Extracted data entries
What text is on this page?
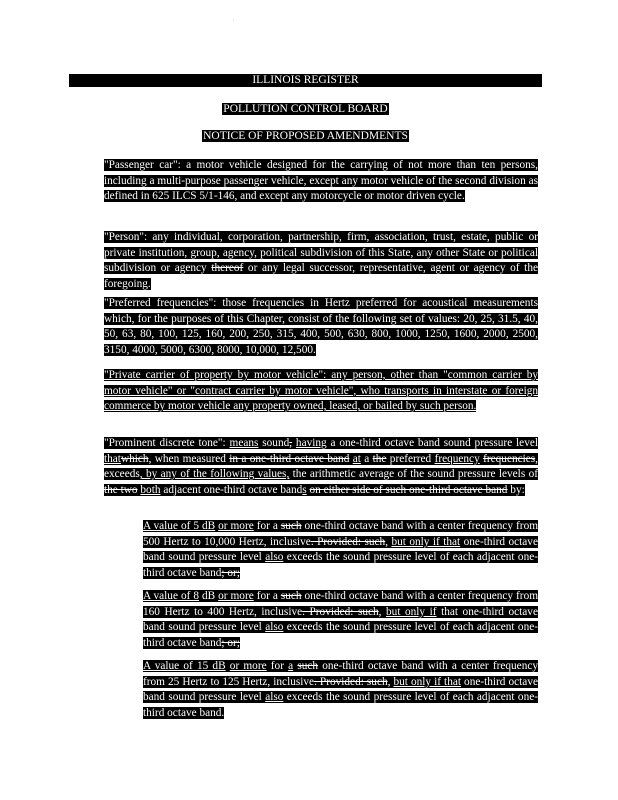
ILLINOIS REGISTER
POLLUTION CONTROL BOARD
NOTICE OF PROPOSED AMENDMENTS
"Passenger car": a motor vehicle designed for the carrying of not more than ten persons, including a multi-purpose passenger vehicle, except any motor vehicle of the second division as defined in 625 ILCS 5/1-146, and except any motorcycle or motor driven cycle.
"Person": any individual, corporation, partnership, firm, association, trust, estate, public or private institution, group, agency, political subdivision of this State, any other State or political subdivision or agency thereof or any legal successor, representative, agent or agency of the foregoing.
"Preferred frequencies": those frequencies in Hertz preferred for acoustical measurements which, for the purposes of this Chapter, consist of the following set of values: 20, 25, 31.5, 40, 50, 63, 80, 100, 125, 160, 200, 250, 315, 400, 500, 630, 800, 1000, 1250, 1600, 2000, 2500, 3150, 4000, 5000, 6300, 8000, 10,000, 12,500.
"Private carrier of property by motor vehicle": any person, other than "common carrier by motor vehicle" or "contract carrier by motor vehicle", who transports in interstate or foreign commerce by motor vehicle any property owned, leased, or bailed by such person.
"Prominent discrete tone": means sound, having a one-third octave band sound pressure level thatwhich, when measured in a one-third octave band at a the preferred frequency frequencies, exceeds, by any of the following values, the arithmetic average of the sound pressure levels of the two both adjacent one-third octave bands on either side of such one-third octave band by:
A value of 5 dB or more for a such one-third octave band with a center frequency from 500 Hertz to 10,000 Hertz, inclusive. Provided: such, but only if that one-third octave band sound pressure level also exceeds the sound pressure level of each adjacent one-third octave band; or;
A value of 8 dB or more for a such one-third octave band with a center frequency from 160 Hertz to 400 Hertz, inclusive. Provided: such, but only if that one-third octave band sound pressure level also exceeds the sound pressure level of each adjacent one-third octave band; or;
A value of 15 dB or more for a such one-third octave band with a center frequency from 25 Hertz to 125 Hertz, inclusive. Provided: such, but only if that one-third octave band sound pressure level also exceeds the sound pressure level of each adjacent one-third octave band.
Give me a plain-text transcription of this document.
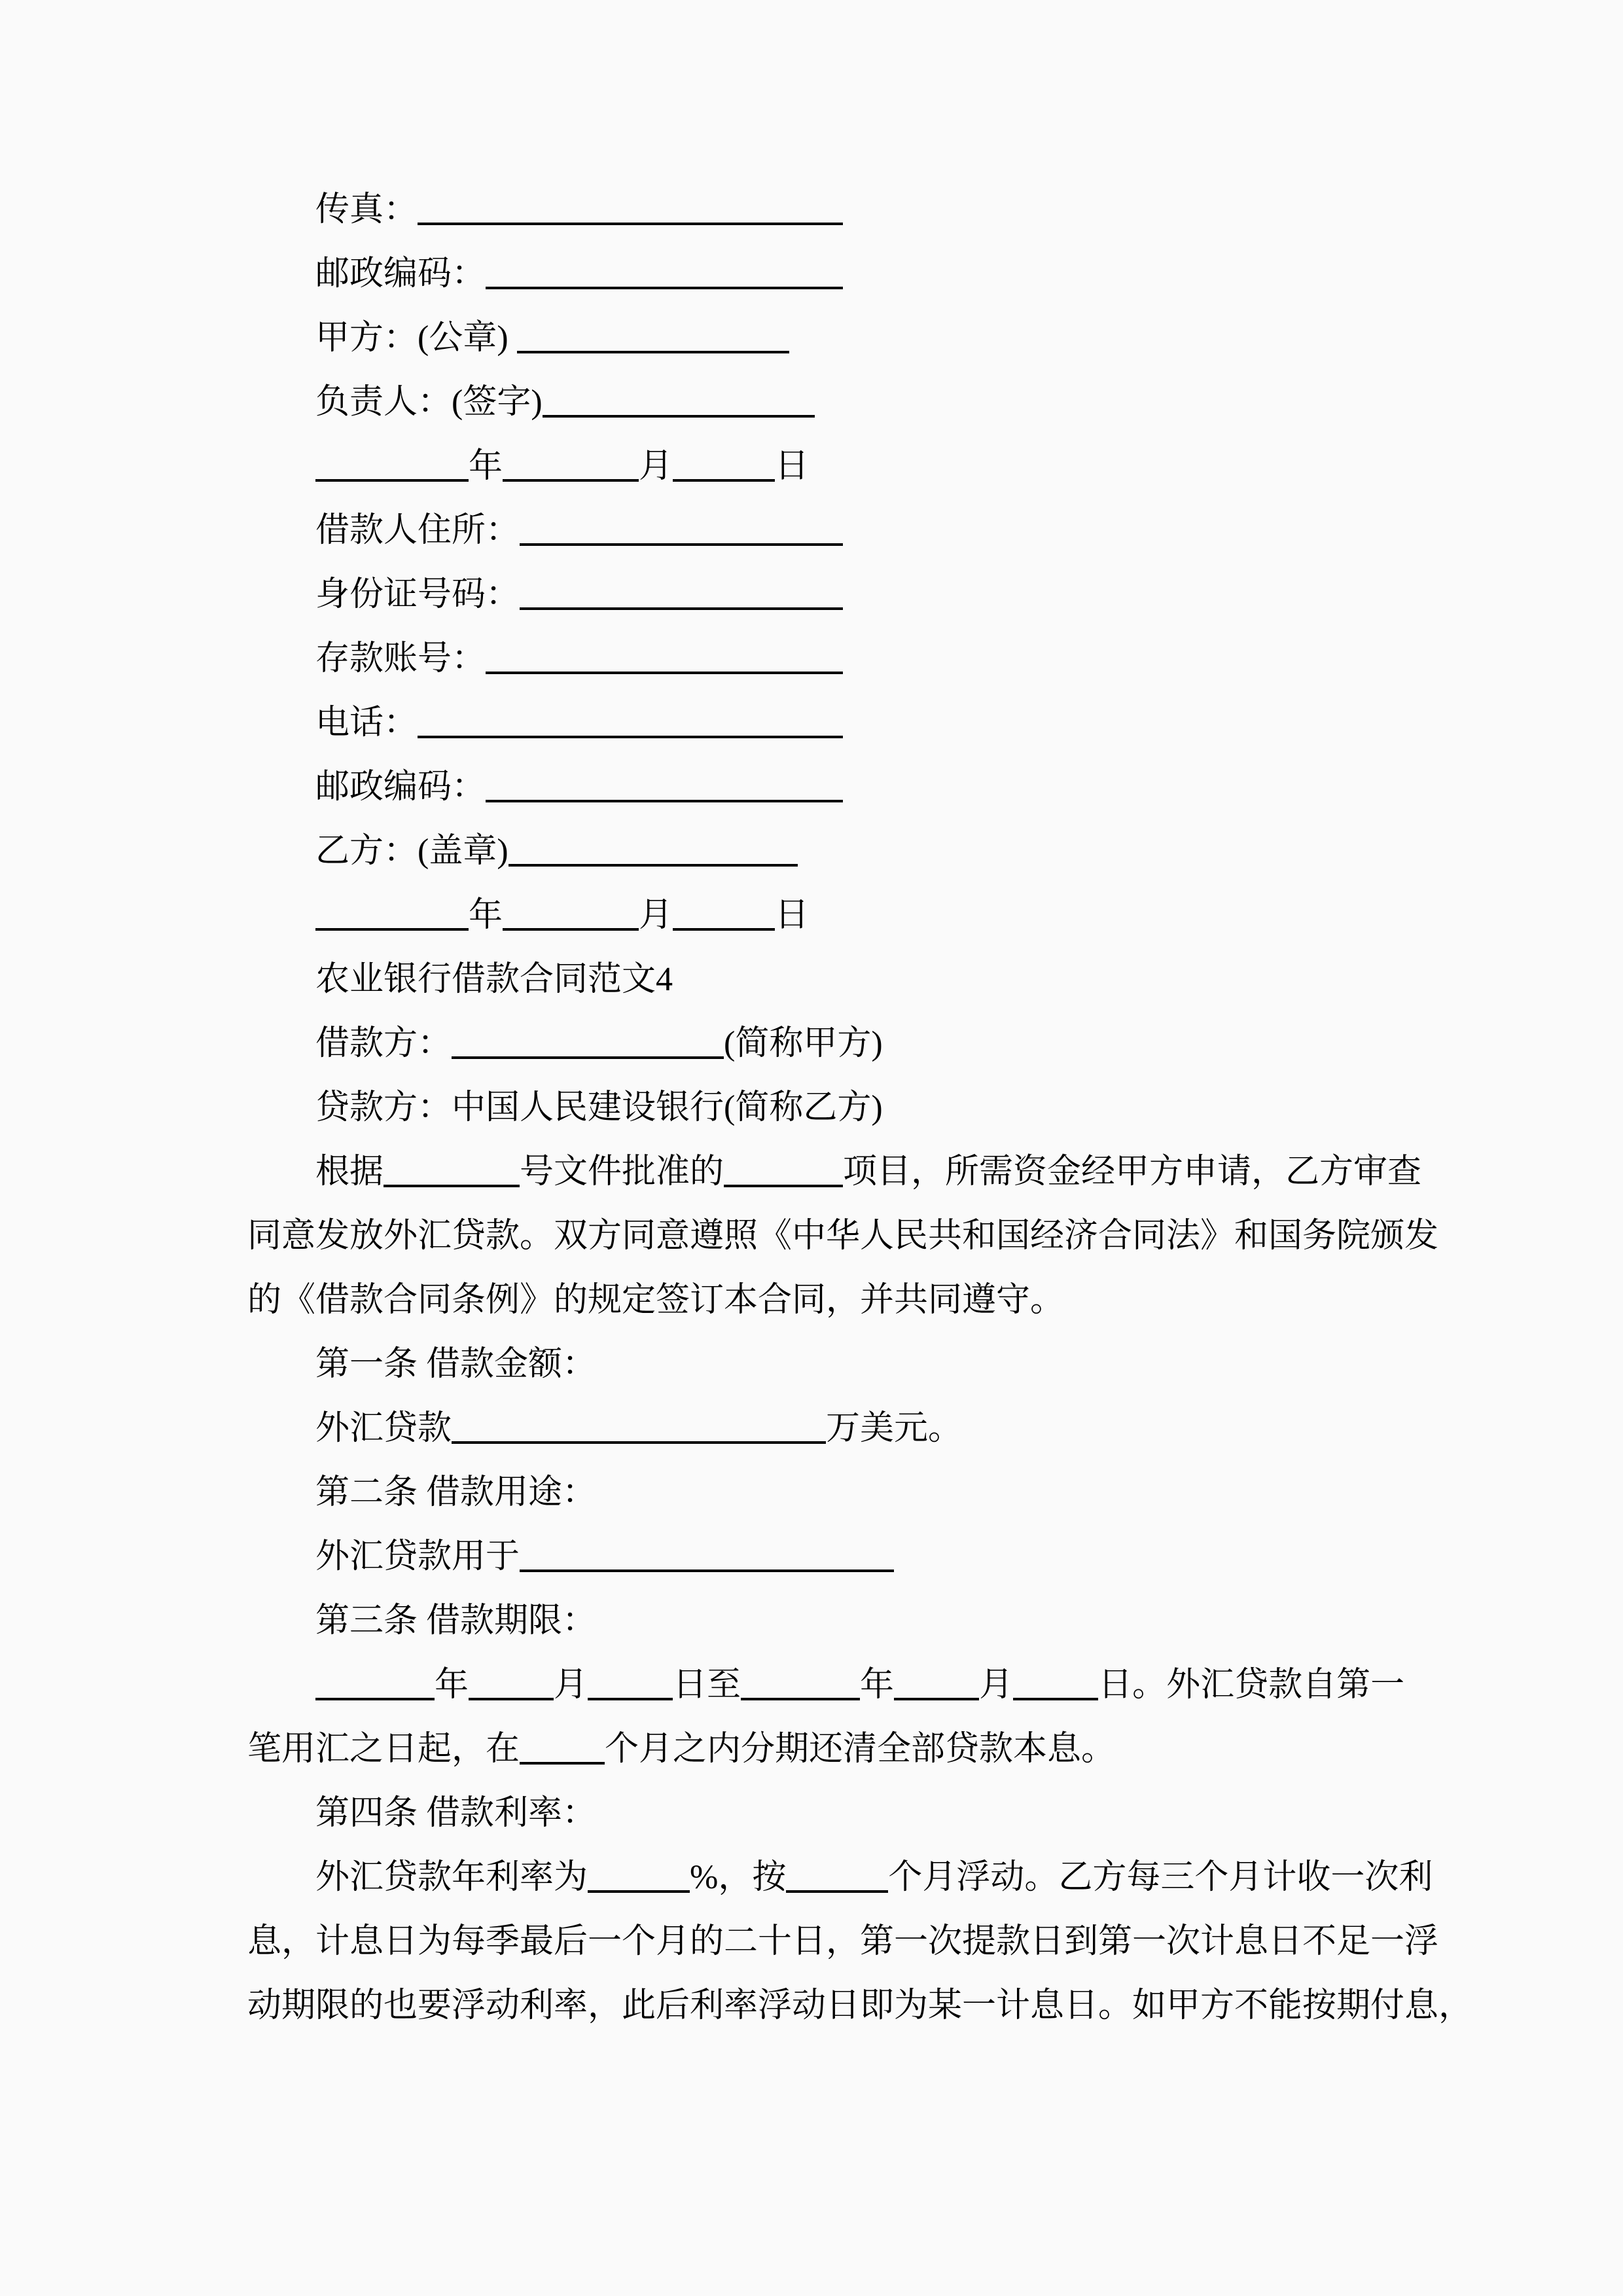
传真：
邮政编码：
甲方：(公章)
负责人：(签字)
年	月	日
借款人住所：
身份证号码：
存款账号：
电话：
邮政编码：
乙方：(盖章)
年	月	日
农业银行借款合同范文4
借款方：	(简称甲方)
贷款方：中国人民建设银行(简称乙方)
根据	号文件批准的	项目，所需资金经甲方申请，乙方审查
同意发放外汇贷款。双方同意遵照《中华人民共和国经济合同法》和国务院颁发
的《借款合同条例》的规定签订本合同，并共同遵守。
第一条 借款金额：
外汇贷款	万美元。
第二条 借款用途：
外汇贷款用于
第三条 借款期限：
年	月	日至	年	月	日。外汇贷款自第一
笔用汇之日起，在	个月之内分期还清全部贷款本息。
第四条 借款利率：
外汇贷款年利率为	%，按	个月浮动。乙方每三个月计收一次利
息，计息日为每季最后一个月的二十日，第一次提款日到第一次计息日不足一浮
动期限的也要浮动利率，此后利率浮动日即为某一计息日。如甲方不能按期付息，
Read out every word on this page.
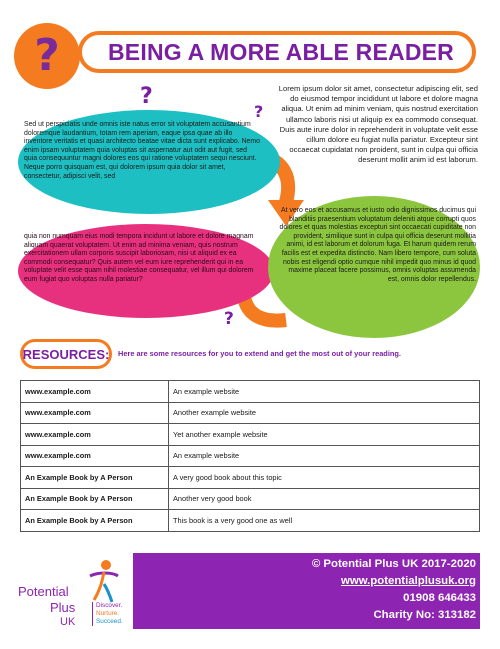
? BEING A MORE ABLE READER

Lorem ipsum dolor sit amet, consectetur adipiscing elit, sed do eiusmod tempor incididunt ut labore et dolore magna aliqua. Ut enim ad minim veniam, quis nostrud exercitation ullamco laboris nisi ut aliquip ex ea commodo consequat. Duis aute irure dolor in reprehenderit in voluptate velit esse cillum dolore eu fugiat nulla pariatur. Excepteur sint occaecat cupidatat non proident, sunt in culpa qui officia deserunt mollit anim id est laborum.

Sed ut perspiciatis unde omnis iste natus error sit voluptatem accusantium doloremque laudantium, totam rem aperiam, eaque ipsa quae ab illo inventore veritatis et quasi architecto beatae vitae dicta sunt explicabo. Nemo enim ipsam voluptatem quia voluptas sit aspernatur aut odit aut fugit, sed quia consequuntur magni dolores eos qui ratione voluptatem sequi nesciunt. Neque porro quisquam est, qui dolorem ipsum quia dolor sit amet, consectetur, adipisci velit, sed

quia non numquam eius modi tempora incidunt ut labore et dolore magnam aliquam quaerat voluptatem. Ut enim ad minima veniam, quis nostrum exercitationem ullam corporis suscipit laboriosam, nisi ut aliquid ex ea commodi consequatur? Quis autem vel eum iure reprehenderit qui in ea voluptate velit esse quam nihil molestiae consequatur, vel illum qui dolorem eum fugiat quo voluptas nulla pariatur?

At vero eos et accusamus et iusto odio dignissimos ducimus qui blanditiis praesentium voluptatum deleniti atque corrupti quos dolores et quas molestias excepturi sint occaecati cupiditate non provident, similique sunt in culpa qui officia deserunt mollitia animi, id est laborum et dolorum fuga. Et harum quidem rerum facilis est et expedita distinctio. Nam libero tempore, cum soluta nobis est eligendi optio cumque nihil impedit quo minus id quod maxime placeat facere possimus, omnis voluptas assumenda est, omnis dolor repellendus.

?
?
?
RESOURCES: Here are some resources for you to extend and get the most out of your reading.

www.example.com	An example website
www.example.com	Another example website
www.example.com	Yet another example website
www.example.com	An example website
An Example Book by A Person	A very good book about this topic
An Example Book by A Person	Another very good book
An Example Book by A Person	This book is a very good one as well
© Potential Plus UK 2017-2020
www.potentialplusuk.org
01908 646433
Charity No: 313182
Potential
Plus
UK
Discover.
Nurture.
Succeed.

Exercise details:
Find the word "each" in the entries, and copy every line it shows up in.

Finished exercise:
A value of 5 dB or more for a such one-third octave band with a center frequency from 500 Hertz to 10,000 Hertz, inclusive. Provided: such, but only if that one-third octave band sound pressure level also exceeds the sound pressure level of each adjacent one-third octave band; or;
A value of 8 dB or more for a such one-third octave band with a center frequency from 160 Hertz to 400 Hertz, inclusive. Provided: such, but only if that one-third octave band sound pressure level also exceeds the sound pressure level of each adjacent one-third octave band; or;
A value of 15 dB or more for a such one-third octave band with a center frequency from 25 Hertz to 125 Hertz, inclusive. Provided: such, but only if that one-third octave band sound pressure level also exceeds the sound pressure level of each adjacent one-third octave band.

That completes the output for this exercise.